Where a line of the material contains the string "category", copy that line.

========================================================================

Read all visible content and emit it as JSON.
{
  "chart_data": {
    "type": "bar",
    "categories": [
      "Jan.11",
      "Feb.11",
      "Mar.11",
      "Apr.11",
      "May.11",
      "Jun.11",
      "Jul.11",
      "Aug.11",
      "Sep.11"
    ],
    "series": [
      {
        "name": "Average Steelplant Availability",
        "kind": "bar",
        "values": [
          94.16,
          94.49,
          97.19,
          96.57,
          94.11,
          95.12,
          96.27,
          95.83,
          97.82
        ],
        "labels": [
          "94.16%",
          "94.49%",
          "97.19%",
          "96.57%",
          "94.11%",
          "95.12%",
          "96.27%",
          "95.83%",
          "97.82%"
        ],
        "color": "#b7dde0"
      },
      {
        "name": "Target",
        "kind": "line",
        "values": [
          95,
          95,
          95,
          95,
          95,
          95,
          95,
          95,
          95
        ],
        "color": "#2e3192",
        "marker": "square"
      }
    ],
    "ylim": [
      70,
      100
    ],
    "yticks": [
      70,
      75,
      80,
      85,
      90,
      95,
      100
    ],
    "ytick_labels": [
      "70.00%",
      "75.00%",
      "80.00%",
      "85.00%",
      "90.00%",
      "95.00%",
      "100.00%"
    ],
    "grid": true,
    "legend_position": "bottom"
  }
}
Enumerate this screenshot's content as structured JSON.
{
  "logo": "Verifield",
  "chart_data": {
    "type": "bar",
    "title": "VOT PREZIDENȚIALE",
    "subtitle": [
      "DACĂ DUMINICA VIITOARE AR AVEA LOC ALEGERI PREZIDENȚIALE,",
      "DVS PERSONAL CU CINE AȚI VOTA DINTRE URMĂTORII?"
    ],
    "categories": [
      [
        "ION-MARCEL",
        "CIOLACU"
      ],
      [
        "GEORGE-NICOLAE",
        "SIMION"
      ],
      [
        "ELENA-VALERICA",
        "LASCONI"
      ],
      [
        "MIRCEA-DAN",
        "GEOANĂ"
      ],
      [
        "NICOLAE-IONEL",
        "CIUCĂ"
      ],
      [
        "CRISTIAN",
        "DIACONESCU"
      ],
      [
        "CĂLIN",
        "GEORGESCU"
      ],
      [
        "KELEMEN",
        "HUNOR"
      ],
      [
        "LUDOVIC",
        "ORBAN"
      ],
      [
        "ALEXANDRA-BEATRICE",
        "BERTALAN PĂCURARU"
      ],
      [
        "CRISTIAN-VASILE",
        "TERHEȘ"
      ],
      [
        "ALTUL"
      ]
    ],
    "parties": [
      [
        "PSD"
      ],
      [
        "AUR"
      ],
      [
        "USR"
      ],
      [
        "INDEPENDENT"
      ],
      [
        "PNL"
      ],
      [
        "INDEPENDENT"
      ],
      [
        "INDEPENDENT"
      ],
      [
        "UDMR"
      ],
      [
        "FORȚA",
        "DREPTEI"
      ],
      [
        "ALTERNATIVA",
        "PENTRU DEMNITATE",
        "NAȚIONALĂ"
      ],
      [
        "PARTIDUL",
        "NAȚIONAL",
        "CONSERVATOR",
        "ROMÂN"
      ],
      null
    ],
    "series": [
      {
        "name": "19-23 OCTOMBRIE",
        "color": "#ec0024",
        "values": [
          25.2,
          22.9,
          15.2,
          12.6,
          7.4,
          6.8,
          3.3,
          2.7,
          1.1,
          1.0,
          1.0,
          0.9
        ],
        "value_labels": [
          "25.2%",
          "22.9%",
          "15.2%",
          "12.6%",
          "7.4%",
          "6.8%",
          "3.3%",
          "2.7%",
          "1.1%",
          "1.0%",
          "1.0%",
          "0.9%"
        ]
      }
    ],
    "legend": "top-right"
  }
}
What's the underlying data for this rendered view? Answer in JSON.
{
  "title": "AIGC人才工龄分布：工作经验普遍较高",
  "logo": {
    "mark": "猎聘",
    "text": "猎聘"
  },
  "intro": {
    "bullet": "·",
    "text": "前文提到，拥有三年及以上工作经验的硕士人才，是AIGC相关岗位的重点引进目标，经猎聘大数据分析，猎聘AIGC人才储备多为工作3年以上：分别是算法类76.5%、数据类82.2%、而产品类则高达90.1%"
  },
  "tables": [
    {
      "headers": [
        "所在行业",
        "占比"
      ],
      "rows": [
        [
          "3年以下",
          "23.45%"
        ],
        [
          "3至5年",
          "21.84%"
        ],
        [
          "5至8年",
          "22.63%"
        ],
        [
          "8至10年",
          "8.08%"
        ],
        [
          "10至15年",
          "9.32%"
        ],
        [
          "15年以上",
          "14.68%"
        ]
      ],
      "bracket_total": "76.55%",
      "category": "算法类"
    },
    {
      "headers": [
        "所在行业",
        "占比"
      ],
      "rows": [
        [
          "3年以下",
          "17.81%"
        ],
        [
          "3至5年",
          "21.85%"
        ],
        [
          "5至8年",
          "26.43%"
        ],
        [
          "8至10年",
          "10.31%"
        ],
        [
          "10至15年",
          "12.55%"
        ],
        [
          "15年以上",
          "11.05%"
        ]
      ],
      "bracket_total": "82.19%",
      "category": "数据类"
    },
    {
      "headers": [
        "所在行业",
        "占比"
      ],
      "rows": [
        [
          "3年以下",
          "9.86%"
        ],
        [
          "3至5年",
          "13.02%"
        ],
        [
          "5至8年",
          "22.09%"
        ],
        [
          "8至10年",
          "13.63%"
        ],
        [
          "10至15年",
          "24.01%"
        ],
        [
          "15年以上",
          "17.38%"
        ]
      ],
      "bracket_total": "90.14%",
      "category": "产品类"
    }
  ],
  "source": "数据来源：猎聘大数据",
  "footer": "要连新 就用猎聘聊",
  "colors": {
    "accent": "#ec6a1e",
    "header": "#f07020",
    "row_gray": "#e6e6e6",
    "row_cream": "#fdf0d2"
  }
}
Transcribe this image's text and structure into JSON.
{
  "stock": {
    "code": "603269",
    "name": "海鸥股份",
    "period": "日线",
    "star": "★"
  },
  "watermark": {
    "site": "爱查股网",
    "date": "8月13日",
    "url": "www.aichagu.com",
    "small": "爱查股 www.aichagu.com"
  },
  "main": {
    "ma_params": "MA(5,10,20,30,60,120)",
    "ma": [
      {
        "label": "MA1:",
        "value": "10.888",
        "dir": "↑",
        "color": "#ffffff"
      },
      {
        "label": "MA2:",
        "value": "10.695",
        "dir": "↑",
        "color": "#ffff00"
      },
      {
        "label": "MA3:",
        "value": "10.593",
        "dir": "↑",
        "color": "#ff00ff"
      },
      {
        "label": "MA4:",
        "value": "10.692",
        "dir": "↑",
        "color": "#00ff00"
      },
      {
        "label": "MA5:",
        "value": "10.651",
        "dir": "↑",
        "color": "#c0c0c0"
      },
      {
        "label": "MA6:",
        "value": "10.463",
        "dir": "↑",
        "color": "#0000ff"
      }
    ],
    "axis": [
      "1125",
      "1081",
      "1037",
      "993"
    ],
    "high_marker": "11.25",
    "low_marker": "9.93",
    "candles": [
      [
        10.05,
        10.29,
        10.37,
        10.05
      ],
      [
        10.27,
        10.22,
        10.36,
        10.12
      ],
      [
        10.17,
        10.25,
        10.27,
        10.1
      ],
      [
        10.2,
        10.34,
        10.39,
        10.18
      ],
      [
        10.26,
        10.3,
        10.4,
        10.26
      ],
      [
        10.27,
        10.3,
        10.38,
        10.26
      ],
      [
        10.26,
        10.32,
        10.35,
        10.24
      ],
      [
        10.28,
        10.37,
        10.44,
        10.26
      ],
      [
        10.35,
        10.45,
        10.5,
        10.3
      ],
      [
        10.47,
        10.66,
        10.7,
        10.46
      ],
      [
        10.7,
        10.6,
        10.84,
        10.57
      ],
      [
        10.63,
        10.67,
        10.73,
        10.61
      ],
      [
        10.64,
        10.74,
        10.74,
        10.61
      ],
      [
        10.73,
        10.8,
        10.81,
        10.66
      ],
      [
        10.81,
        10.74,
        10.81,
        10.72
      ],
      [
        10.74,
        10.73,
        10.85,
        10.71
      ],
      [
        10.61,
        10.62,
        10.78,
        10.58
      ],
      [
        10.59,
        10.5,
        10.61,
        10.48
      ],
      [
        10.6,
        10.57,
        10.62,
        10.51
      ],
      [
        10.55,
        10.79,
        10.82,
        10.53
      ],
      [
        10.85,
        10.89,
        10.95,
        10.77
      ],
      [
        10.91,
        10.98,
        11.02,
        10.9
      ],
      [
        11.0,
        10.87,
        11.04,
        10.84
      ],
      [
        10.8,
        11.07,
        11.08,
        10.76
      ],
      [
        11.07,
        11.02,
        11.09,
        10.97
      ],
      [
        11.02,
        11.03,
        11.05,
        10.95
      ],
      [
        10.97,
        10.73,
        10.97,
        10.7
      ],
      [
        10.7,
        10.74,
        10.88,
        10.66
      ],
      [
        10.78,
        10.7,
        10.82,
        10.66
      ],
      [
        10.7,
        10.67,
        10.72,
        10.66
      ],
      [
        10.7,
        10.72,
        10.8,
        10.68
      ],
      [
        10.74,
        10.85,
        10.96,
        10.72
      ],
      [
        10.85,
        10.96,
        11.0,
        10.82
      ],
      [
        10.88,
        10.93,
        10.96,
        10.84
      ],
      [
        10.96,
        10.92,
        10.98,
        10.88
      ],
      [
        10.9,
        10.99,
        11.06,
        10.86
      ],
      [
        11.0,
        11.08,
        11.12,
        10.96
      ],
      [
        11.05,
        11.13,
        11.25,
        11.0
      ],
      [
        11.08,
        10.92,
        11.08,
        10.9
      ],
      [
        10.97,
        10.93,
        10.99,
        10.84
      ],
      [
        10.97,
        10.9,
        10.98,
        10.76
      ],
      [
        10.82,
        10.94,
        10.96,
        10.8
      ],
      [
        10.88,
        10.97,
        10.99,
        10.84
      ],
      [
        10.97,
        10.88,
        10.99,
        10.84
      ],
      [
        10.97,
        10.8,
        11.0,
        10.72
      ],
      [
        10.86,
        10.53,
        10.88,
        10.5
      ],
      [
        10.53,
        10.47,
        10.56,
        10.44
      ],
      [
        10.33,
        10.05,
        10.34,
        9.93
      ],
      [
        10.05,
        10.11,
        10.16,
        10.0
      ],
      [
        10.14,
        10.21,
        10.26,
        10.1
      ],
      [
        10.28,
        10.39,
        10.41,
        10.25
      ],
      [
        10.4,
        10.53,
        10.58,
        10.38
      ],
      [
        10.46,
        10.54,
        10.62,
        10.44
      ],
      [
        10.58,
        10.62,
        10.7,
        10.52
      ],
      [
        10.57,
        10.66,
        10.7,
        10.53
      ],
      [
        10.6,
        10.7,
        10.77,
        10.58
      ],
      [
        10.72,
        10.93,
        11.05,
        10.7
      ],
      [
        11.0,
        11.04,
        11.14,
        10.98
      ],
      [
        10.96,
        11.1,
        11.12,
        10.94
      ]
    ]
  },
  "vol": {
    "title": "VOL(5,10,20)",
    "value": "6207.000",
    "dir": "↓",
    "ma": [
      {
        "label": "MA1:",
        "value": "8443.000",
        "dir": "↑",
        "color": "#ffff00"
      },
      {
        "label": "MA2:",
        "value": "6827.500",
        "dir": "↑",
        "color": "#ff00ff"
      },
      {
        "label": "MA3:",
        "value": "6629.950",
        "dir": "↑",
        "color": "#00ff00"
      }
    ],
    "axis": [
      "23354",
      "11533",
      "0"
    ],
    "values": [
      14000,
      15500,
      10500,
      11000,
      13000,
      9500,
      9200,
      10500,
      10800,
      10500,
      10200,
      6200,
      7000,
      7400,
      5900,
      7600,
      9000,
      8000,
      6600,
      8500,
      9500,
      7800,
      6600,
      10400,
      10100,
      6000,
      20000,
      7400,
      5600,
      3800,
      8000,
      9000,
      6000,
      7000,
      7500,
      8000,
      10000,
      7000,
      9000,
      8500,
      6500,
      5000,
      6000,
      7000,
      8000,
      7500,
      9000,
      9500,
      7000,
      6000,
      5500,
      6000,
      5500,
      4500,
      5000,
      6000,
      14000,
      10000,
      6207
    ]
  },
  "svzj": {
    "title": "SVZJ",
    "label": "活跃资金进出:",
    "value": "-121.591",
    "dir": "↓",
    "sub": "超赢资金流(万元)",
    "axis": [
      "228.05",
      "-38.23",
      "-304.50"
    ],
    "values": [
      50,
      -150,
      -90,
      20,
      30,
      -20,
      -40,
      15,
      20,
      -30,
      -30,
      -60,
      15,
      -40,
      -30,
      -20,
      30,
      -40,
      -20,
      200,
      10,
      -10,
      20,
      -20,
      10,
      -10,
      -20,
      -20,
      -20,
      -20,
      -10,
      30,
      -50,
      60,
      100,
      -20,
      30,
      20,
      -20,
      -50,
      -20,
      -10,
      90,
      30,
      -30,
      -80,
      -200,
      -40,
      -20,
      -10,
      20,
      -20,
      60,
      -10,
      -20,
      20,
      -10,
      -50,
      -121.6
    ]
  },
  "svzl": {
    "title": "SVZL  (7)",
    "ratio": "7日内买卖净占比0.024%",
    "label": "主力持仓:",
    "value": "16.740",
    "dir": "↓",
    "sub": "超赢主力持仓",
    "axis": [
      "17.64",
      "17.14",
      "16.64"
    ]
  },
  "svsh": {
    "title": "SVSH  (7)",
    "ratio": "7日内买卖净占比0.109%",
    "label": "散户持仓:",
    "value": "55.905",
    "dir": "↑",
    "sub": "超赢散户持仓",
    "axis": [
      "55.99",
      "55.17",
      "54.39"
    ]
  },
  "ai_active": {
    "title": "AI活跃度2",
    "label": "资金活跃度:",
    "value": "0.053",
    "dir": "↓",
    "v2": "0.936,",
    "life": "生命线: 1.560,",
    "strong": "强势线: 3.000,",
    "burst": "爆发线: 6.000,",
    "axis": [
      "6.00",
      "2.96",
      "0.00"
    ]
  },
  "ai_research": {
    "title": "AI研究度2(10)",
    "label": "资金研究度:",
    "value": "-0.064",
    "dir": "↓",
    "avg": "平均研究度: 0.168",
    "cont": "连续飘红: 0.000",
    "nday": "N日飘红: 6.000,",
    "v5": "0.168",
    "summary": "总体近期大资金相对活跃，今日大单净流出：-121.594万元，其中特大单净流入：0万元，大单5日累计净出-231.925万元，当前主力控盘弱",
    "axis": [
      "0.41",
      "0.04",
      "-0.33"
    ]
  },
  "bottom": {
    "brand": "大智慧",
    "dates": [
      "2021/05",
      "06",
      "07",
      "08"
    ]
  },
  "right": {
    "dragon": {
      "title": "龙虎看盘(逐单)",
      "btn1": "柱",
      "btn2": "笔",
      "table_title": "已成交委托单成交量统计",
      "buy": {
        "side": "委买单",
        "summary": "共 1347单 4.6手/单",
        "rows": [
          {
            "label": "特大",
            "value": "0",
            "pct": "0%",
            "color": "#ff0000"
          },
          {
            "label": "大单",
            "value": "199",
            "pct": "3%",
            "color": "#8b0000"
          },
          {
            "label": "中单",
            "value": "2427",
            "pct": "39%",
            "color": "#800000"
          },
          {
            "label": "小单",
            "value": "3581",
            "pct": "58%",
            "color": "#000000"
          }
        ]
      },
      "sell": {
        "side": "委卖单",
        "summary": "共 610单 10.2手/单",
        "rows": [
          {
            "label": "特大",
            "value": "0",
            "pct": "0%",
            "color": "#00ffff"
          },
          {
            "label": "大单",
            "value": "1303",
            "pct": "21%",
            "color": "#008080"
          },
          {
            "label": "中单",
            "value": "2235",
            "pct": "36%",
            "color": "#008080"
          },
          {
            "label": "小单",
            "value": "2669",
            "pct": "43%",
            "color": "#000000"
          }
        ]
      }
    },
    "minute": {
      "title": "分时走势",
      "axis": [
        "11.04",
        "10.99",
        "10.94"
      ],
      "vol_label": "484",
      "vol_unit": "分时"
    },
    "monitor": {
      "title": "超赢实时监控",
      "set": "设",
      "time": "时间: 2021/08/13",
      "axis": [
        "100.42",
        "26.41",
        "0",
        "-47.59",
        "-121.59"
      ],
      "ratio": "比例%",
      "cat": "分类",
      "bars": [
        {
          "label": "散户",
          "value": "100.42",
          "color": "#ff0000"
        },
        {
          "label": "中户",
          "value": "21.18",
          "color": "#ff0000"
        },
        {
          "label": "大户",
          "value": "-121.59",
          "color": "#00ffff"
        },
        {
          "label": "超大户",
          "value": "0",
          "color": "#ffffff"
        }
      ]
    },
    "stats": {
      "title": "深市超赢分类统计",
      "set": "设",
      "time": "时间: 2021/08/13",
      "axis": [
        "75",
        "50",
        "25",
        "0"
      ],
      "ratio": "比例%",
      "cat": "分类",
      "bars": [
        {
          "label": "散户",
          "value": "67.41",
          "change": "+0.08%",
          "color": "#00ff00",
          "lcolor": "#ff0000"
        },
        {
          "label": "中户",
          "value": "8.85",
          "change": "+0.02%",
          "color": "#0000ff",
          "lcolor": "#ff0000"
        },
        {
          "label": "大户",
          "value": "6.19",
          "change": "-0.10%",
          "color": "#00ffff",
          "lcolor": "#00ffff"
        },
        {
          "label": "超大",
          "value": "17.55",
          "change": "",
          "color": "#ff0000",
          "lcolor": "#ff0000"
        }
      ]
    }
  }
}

========================================================================

#### Answer below:
      "category": "算法类"
      "category": "数据类"
      "category": "产品类"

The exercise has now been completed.